▸ GOAL OF THE EXERCISE: Would you write out the listing verbatim and skip every picture in it?

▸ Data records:
^^^^

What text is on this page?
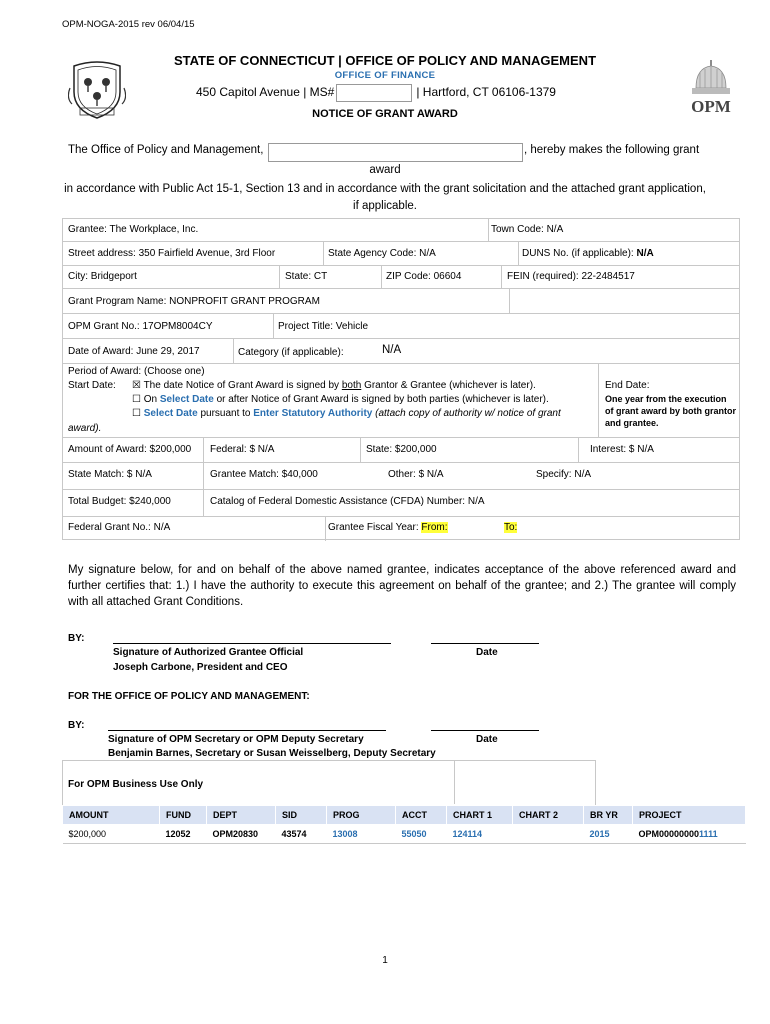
OPM-NOGA-2015 rev 06/04/15
STATE OF CONNECTICUT | OFFICE OF POLICY AND MANAGEMENT
OFFICE OF FINANCE
450 Capitol Avenue | MS#	| Hartford, CT 06106-1379
NOTICE OF GRANT AWARD	OPM
The Office of Policy and Management,	, hereby makes the following grant
award
in accordance with Public Act 15-1, Section 13 and in accordance with the grant solicitation and the attached grant application, if applicable.
Grantee: The Workplace, Inc.	Town Code: N/A
Street address: 350 Fairfield Avenue, 3rd Floor	State Agency Code: N/A	DUNS No. (if applicable): N/A
City: Bridgeport	State: CT	ZIP Code: 06604	FEIN (required): 22-2484517
Grant Program Name: NONPROFIT GRANT PROGRAM
OPM Grant No.: 17OPM8004CY	Project Title: Vehicle
Date of Award: June 29, 2017	Category (if applicable):	N/A
Period of Award: (Choose one)
Start Date: ☒ The date Notice of Grant Award is signed by both Grantor & Grantee (whichever is later).
☐ On Select Date or after Notice of Grant Award is signed by both parties (whichever is later).
☐ Select Date pursuant to Enter Statutory Authority (attach copy of authority w/ notice of grant
award).
End Date:
One year from the execution
of grant award by both grantor
and grantee.
Amount of Award: $200,000 Federal: $ N/A	State: $200,000	Interest: $ N/A
State Match: $ N/A	Grantee Match: $40,000	Other: $ N/A	Specify: N/A
Total Budget: $240,000	Catalog of Federal Domestic Assistance (CFDA) Number: N/A
Federal Grant No.: N/A	Grantee Fiscal Year: From:	To:
My signature below, for and on behalf of the above named grantee, indicates acceptance of the above referenced award and further certifies that: 1.) I have the authority to execute this agreement on behalf of the grantee; and 2.) The grantee will comply with all attached Grant Conditions.
BY:
Signature of Authorized Grantee Official	Date
Joseph Carbone, President and CEO
FOR THE OFFICE OF POLICY AND MANAGEMENT:
BY:
Signature of OPM Secretary or OPM Deputy Secretary	Date
Benjamin Barnes, Secretary or Susan Weisselberg, Deputy Secretary
For OPM Business Use Only
AMOUNT	FUND	DEPT	SID	PROG	ACCT	CHART 1	CHART 2	BR YR	PROJECT
$200,000	12052	OPM20830	43574	13008	55050	124114		2015	OPM000000001111
1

^^^^

▸ THE COMPLETED TASK:
What text is on this page?
OPM-NOGA-2015 rev 06/04/15
STATE OF CONNECTICUT | OFFICE OF POLICY AND MANAGEMENT
OFFICE OF FINANCE
450 Capitol Avenue | MS#	| Hartford, CT 06106-1379
NOTICE OF GRANT AWARD	OPM
The Office of Policy and Management,	, hereby makes the following grant
award
in accordance with Public Act 15-1, Section 13 and in accordance with the grant solicitation and the attached grant application, if applicable.
Grantee: The Workplace, Inc.	Town Code: N/A
Street address: 350 Fairfield Avenue, 3rd Floor	State Agency Code: N/A	DUNS No. (if applicable): N/A
City: Bridgeport	State: CT	ZIP Code: 06604	FEIN (required): 22-2484517
Grant Program Name: NONPROFIT GRANT PROGRAM
OPM Grant No.: 17OPM8004CY	Project Title: Vehicle
Date of Award: June 29, 2017	Category (if applicable):	N/A
Period of Award: (Choose one)
Start Date: ☒ The date Notice of Grant Award is signed by both Grantor & Grantee (whichever is later).
☐ On Select Date or after Notice of Grant Award is signed by both parties (whichever is later).
☐ Select Date pursuant to Enter Statutory Authority (attach copy of authority w/ notice of grant
award).
End Date:
One year from the execution
of grant award by both grantor
and grantee.
Amount of Award: $200,000 Federal: $ N/A	State: $200,000	Interest: $ N/A
State Match: $ N/A	Grantee Match: $40,000	Other: $ N/A	Specify: N/A
Total Budget: $240,000	Catalog of Federal Domestic Assistance (CFDA) Number: N/A
Federal Grant No.: N/A	Grantee Fiscal Year: From:	To:
My signature below, for and on behalf of the above named grantee, indicates acceptance of the above referenced award and further certifies that: 1.) I have the authority to execute this agreement on behalf of the grantee; and 2.) The grantee will comply with all attached Grant Conditions.
BY:
Signature of Authorized Grantee Official	Date
Joseph Carbone, President and CEO
FOR THE OFFICE OF POLICY AND MANAGEMENT:
BY:
Signature of OPM Secretary or OPM Deputy Secretary	Date
Benjamin Barnes, Secretary or Susan Weisselberg, Deputy Secretary
For OPM Business Use Only
AMOUNT	FUND	DEPT	SID	PROG	ACCT	CHART 1	CHART 2	BR YR	PROJECT
$200,000	12052	OPM20830	43574	13008	55050	124114		2015	OPM000000001111
1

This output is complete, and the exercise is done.